begin THE INPUT
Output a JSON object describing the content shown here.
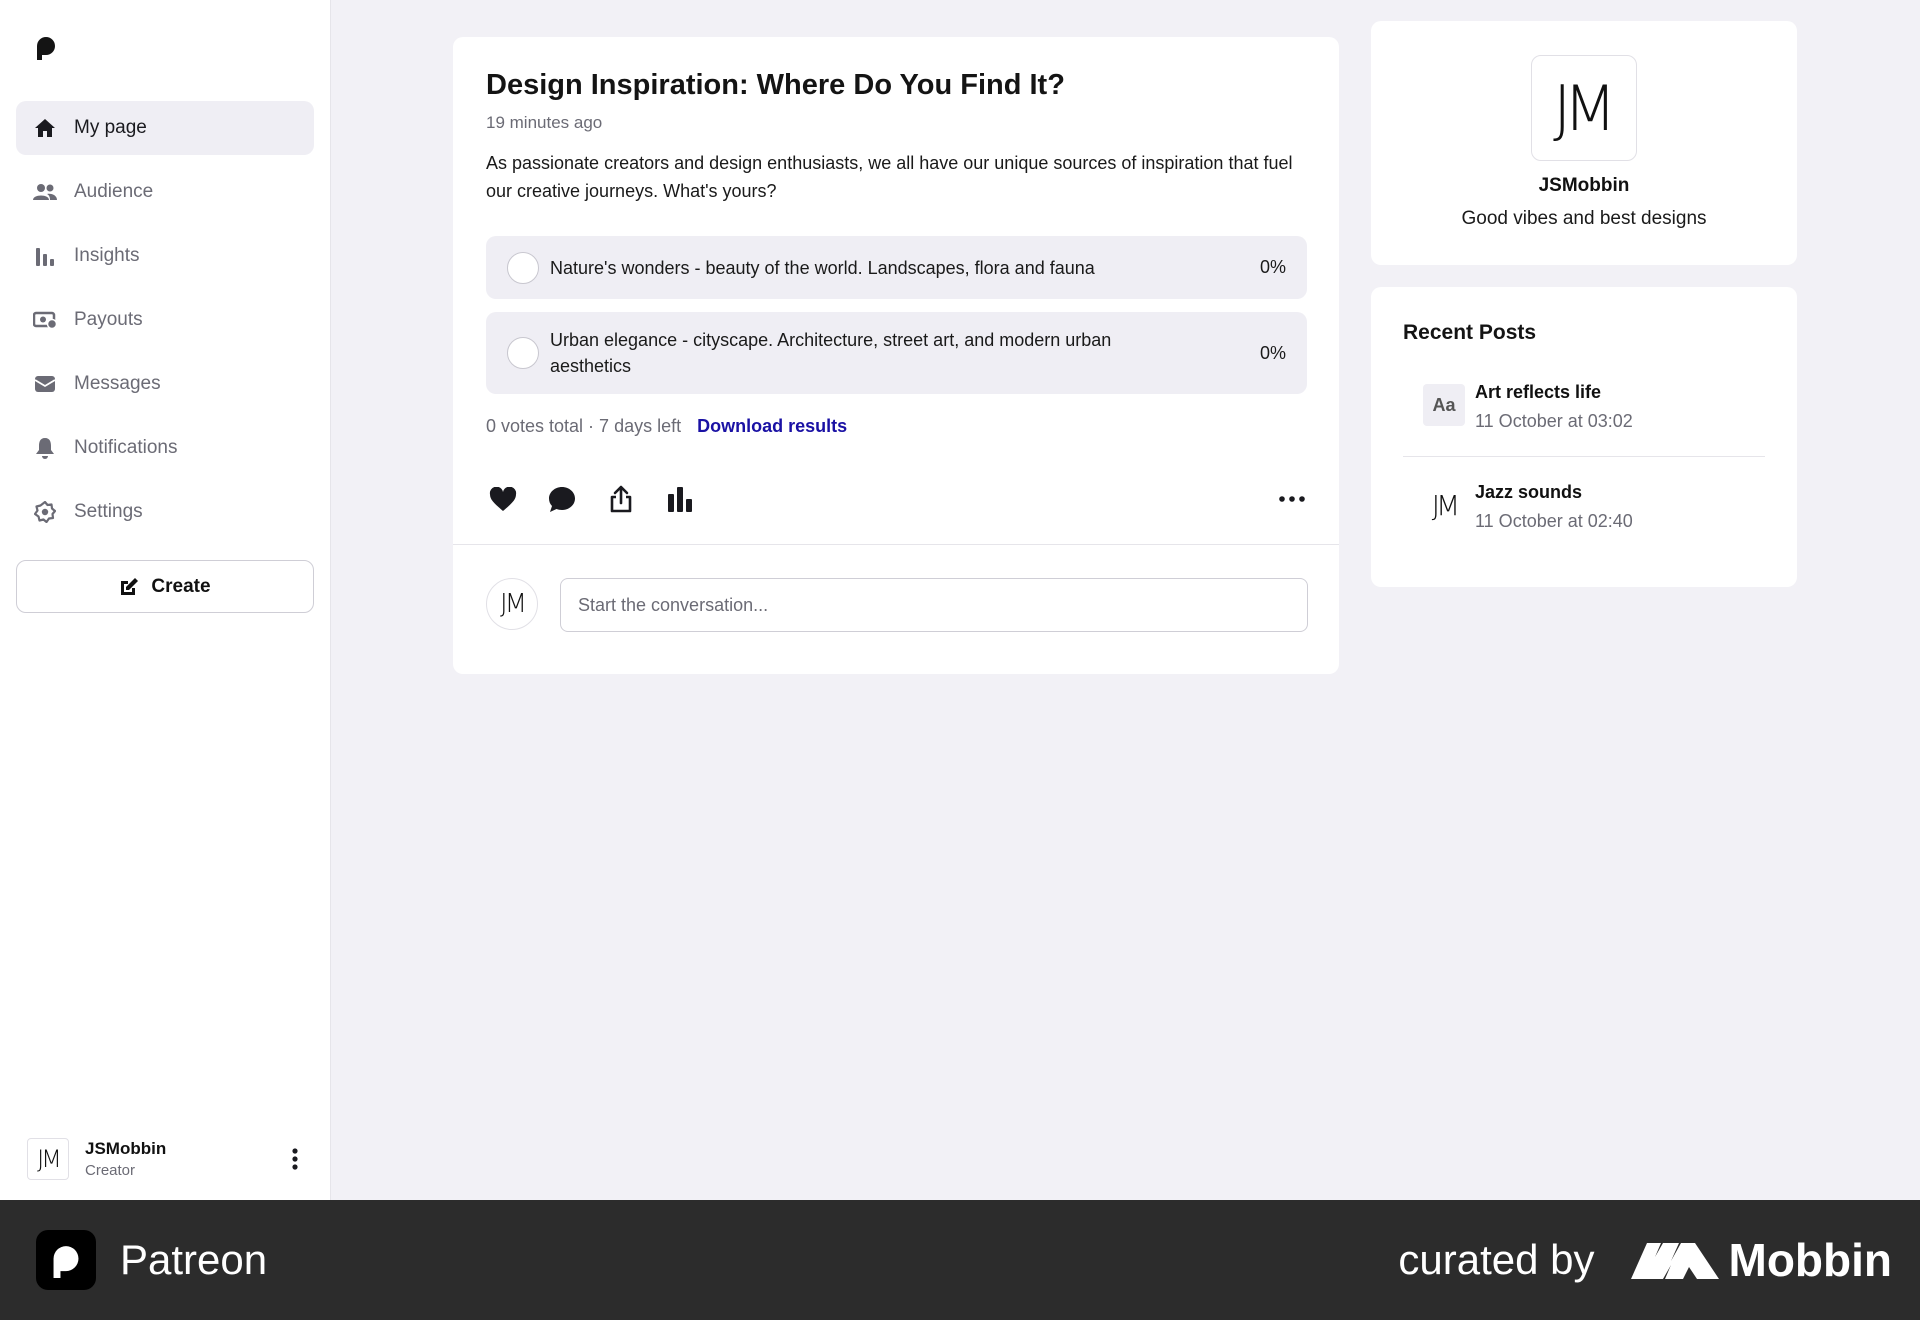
{
  "sidebar": {
    "items": [
      {
        "label": "My page",
        "icon": "home-icon",
        "active": true
      },
      {
        "label": "Audience",
        "icon": "users-icon"
      },
      {
        "label": "Insights",
        "icon": "bar-chart-icon"
      },
      {
        "label": "Payouts",
        "icon": "money-icon"
      },
      {
        "label": "Messages",
        "icon": "envelope-icon"
      },
      {
        "label": "Notifications",
        "icon": "bell-icon"
      },
      {
        "label": "Settings",
        "icon": "gear-icon"
      }
    ],
    "create_label": "Create",
    "profile": {
      "name": "JSMobbin",
      "role": "Creator",
      "avatar_text": "JM"
    }
  },
  "post": {
    "title": "Design Inspiration: Where Do You Find It?",
    "time": "19 minutes ago",
    "body": "As passionate creators and design enthusiasts, we all have our unique sources of inspiration that fuel our creative journeys. What's yours?",
    "options": [
      {
        "text": "Nature's wonders - beauty of the world. Landscapes, flora and fauna",
        "percent": "0%"
      },
      {
        "text": "Urban elegance - cityscape. Architecture, street art, and modern urban aesthetics",
        "percent": "0%"
      }
    ],
    "meta": "0 votes total · 7 days left",
    "download_label": "Download results",
    "comment_placeholder": "Start the conversation...",
    "avatar_text": "JM"
  },
  "creator": {
    "avatar_text": "JM",
    "name": "JSMobbin",
    "tagline": "Good vibes and best designs"
  },
  "recent": {
    "title": "Recent Posts",
    "items": [
      {
        "thumb": "Aa",
        "title": "Art reflects life",
        "date": "11 October at 03:02"
      },
      {
        "thumb": "JM",
        "title": "Jazz sounds",
        "date": "11 October at 02:40"
      }
    ]
  },
  "footer": {
    "app_name": "Patreon",
    "curated": "curated by",
    "mobbin": "Mobbin"
  },
  "colors": {
    "accent_link": "#1a11a4",
    "background": "#f2f1f6",
    "footer": "#2c2c2c"
  }
}
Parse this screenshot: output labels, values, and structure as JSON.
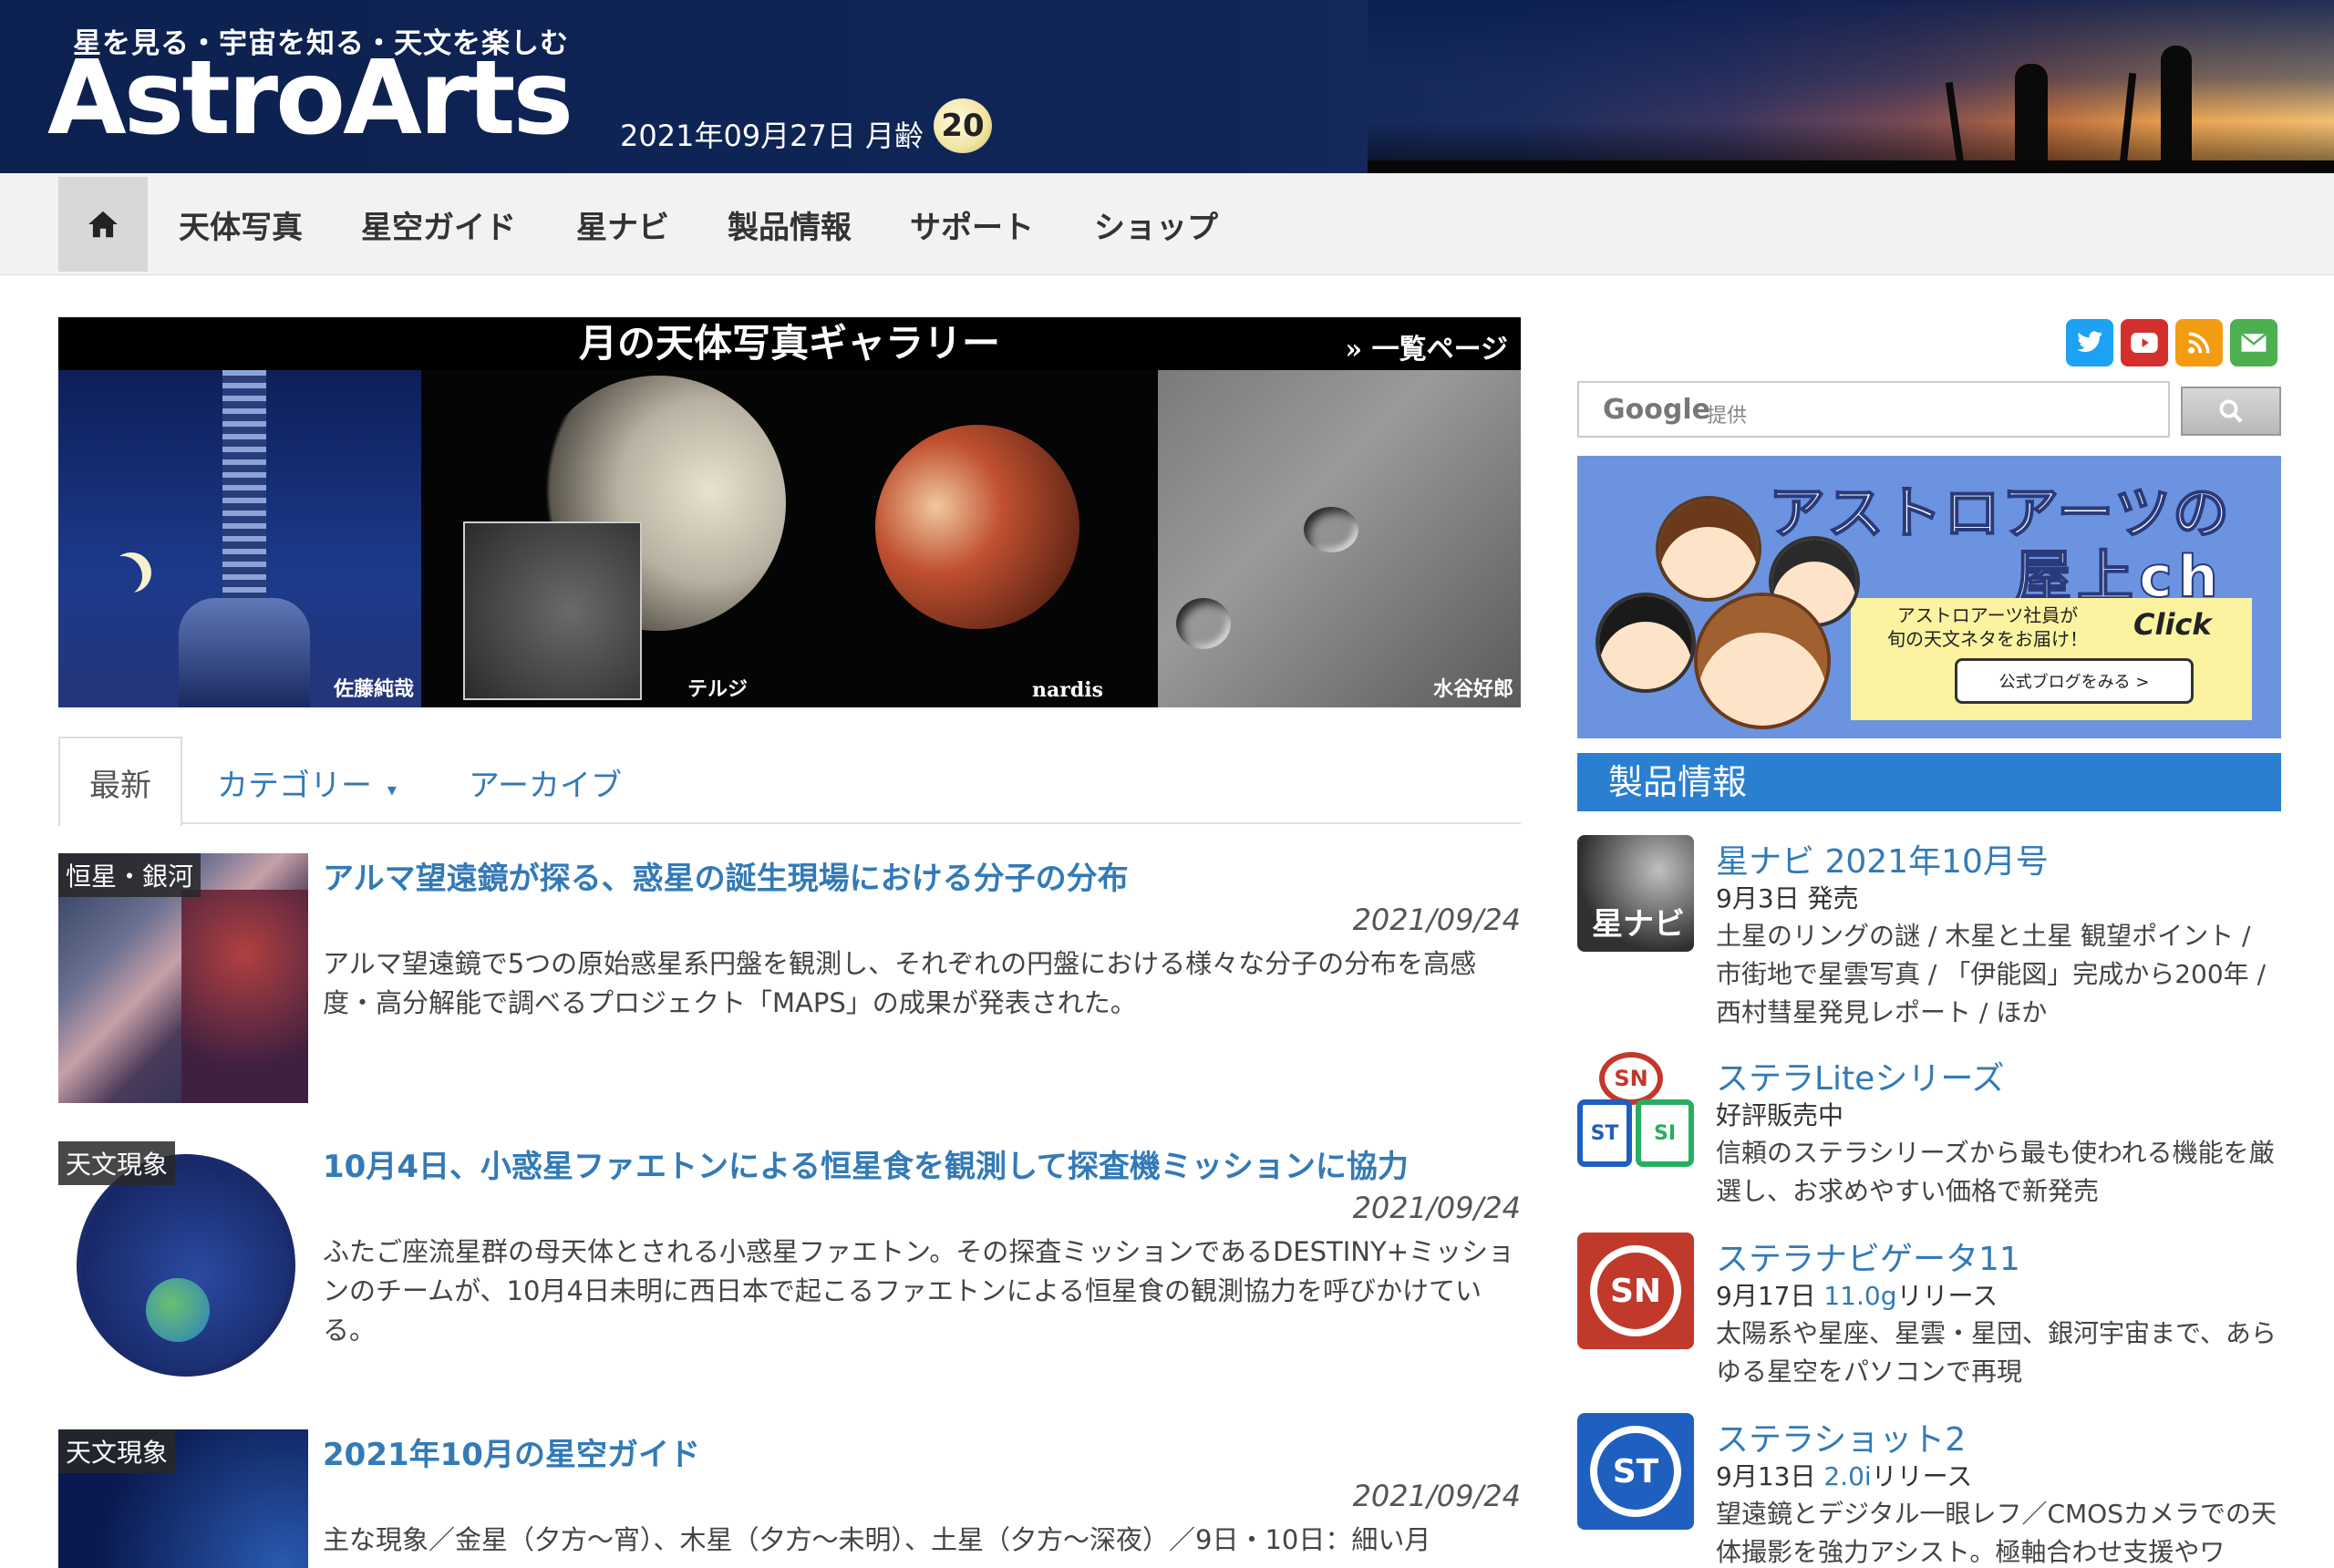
end THE INPUT
_REQUIRED TASK_. Scan the material and collect every line that contains "icon".

_SOLUTION TO THE EXERCISE_.
        "icon": "home-icon",
        "icon": "users-icon"
        "icon": "bar-chart-icon"
        "icon": "money-icon"
        "icon": "envelope-icon"
        "icon": "bell-icon"
        "icon": "gear-icon"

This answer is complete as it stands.